What is being asked =>
Say how many lines include the word "this", using only a number.

Dataset rows =>
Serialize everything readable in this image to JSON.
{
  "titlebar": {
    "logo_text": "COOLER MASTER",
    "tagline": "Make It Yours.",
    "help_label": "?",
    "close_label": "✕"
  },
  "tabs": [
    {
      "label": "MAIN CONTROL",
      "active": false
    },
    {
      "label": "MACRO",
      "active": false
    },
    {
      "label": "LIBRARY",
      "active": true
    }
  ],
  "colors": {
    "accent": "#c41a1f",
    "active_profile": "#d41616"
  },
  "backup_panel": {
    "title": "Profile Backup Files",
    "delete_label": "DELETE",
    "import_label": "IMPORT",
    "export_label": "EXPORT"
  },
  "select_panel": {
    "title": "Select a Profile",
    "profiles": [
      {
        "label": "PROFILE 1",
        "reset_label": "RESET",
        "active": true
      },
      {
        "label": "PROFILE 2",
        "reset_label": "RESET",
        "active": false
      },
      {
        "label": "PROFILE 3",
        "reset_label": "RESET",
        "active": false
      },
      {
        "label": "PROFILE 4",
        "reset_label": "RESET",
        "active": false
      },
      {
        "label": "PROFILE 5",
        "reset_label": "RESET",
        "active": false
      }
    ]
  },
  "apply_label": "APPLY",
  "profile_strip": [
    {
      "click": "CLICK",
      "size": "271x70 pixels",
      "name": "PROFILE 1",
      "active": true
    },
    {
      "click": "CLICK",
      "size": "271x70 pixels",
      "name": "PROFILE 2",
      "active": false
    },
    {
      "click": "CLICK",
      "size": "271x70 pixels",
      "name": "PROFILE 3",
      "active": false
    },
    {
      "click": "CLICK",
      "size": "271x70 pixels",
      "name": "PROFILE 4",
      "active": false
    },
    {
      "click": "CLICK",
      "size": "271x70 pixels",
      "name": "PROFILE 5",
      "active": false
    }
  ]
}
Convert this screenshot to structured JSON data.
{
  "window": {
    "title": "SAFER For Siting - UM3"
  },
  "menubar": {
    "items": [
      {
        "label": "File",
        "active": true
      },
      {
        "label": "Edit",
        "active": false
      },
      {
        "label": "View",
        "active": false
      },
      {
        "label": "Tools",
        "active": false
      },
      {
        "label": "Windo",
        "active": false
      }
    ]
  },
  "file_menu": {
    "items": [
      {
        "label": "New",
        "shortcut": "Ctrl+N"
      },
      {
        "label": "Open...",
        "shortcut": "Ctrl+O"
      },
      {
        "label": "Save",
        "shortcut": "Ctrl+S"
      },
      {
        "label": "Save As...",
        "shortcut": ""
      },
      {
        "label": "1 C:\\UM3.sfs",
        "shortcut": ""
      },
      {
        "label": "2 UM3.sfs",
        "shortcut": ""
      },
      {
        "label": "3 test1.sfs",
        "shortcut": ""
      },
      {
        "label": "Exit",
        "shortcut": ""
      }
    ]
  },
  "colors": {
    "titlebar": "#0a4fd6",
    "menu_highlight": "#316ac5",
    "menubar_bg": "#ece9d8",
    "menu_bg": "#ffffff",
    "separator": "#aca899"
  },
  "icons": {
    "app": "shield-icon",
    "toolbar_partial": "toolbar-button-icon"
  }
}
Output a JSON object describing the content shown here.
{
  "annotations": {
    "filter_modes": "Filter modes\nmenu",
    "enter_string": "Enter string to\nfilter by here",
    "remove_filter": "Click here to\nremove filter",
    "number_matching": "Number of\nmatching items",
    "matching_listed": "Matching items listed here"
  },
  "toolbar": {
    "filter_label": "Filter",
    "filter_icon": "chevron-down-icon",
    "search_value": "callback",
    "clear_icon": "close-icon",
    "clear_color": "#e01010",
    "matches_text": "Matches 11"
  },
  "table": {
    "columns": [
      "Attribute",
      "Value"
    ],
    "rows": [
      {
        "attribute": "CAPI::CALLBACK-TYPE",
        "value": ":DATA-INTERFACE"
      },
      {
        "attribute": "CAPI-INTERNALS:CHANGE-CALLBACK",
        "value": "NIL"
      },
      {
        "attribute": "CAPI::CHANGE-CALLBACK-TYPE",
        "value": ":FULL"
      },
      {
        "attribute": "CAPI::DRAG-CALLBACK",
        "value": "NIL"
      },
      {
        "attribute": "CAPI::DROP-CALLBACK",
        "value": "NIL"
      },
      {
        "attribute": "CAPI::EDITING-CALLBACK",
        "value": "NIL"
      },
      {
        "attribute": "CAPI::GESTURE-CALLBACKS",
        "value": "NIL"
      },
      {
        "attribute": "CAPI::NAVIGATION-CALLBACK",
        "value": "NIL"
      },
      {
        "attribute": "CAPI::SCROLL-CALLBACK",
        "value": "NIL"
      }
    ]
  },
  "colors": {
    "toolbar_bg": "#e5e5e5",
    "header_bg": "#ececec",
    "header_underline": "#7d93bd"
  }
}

==

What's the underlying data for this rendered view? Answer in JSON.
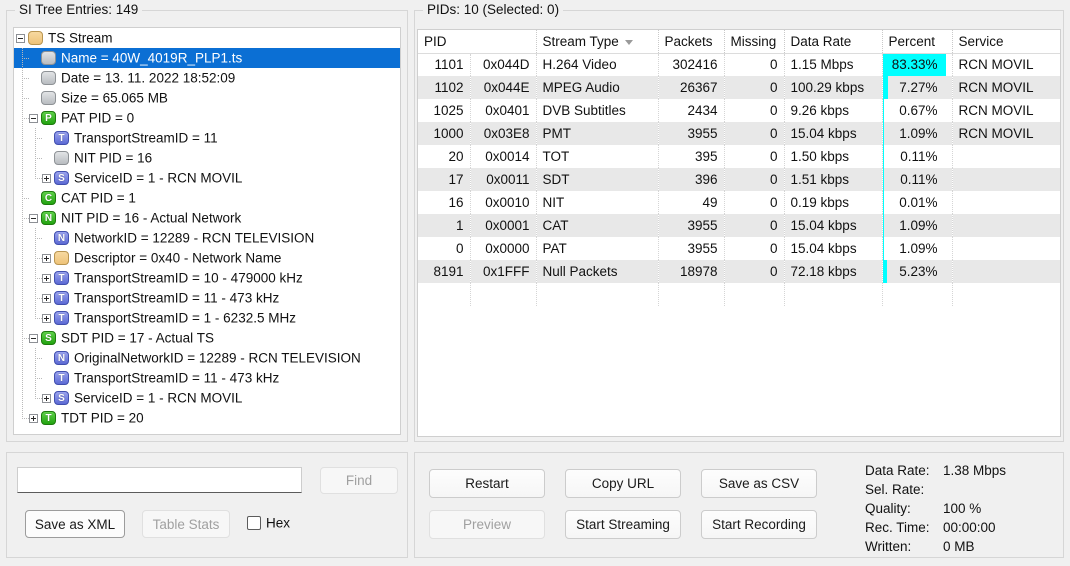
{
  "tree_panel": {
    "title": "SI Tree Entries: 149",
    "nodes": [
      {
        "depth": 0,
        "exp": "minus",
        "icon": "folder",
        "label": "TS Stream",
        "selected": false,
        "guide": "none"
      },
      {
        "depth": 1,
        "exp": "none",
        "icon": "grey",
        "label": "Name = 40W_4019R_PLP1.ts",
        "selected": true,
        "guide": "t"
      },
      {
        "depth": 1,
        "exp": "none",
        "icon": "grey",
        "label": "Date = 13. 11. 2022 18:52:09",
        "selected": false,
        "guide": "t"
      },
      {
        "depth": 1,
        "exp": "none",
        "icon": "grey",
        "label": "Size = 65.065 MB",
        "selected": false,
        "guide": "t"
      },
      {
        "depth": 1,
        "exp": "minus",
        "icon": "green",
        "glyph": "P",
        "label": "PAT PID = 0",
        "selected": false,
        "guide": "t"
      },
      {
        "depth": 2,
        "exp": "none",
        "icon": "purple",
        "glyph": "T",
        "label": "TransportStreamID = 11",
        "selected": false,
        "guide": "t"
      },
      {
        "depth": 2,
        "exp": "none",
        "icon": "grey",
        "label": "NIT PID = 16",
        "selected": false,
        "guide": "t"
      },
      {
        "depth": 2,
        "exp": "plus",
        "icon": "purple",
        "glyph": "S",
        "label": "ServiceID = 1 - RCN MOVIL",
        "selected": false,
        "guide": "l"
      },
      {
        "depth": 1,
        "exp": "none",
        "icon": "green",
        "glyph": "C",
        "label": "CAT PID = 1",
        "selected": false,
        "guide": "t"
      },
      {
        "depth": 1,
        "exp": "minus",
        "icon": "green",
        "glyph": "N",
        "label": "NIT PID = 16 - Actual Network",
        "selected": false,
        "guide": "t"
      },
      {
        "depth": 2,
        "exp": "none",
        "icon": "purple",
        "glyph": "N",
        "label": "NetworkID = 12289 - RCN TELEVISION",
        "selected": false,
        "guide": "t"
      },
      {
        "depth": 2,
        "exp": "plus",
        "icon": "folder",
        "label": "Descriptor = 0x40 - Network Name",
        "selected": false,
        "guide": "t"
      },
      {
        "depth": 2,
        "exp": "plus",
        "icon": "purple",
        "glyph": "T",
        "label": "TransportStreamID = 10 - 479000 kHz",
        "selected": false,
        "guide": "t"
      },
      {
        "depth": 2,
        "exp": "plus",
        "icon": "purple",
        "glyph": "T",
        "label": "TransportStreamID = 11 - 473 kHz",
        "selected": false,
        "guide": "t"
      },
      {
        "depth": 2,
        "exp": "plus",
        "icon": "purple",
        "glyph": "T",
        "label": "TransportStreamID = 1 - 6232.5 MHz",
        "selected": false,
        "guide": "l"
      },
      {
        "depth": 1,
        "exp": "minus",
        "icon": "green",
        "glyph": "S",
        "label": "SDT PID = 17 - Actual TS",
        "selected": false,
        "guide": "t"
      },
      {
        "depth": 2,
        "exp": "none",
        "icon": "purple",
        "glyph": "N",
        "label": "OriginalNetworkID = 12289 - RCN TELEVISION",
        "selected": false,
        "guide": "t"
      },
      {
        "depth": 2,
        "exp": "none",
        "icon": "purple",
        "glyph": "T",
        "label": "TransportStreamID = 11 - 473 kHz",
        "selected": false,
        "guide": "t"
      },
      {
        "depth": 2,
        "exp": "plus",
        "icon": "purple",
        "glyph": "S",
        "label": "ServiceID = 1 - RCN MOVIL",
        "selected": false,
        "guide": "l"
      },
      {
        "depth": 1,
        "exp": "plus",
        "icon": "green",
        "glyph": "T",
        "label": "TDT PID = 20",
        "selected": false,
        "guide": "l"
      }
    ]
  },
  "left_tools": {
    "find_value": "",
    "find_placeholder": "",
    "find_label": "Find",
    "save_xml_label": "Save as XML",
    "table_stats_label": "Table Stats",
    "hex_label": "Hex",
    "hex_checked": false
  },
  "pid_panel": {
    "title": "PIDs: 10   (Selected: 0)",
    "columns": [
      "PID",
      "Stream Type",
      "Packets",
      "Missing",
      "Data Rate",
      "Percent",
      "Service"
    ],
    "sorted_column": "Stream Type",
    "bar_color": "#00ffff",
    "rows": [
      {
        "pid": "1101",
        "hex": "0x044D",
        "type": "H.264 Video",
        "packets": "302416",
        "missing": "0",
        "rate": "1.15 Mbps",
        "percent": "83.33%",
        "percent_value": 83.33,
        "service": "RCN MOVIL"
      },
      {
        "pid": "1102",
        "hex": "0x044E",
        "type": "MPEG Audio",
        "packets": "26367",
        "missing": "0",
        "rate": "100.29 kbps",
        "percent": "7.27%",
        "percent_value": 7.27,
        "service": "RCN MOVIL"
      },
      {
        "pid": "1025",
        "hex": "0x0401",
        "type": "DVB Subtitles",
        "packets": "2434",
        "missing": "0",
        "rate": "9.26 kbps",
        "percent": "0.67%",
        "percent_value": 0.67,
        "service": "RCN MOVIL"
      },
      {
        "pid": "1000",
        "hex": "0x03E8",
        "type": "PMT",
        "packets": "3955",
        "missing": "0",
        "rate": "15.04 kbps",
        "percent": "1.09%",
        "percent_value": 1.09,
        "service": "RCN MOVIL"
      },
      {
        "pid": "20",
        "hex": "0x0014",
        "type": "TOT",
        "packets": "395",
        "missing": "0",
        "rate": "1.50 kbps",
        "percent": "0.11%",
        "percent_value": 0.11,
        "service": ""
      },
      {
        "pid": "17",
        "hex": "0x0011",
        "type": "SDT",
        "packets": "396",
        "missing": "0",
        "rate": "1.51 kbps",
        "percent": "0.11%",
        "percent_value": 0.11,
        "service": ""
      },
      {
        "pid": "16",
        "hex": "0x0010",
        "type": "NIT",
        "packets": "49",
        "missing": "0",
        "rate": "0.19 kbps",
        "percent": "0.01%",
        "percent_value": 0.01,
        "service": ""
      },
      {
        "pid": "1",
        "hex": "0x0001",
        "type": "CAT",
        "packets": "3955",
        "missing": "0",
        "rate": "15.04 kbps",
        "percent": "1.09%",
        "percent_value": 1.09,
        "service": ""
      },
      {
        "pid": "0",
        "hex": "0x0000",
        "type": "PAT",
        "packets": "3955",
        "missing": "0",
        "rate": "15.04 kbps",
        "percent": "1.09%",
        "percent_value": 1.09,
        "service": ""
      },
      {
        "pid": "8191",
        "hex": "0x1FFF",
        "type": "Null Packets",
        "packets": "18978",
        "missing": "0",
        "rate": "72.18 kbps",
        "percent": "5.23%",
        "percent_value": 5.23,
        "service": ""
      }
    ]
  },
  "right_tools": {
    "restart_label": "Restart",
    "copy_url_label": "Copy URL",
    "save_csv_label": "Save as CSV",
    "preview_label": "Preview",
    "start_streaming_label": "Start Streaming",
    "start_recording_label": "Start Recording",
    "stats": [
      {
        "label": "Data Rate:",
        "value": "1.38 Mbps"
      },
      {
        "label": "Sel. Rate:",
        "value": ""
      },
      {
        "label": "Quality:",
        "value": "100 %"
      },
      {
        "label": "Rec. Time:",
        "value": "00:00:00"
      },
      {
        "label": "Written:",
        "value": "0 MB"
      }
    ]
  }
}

Exercise result =>
3